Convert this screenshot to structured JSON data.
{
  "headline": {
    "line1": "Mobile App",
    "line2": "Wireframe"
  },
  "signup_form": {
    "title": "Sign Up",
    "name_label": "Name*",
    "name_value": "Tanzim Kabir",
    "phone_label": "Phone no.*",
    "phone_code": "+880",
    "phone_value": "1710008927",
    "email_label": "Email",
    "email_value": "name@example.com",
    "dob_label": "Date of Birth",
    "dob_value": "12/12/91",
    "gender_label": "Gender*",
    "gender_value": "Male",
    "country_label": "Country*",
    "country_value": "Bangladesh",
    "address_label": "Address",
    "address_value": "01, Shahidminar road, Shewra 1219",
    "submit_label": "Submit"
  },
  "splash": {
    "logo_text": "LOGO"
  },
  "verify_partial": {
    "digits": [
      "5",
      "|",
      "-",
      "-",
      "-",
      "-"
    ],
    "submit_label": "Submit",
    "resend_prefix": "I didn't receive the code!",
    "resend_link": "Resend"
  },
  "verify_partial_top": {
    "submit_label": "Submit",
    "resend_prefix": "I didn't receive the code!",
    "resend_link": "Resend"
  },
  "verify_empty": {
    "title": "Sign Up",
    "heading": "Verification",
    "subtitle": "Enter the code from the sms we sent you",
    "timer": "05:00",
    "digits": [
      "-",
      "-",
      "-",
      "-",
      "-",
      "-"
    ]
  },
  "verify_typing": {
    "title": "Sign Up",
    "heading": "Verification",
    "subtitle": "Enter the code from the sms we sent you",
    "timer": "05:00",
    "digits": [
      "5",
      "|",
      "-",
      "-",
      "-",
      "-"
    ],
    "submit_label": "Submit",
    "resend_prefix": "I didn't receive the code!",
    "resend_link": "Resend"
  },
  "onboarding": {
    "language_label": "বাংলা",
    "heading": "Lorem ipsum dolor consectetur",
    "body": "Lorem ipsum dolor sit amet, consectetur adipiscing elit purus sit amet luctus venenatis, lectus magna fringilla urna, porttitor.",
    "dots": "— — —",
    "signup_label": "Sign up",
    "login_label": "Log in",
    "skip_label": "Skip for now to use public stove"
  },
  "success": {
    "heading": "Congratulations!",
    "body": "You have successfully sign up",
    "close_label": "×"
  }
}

+--

__YOUR INSTRUCTIONS__. Among the records above, find each line holding the string "consectetur" and pull it out.

__ANSWER TO THIS TASK__.
    "heading": "Lorem ipsum dolor consectetur",
    "body": "Lorem ipsum dolor sit amet, consectetur adipiscing elit purus sit amet luctus venenatis, lectus magna fringilla urna, porttitor.",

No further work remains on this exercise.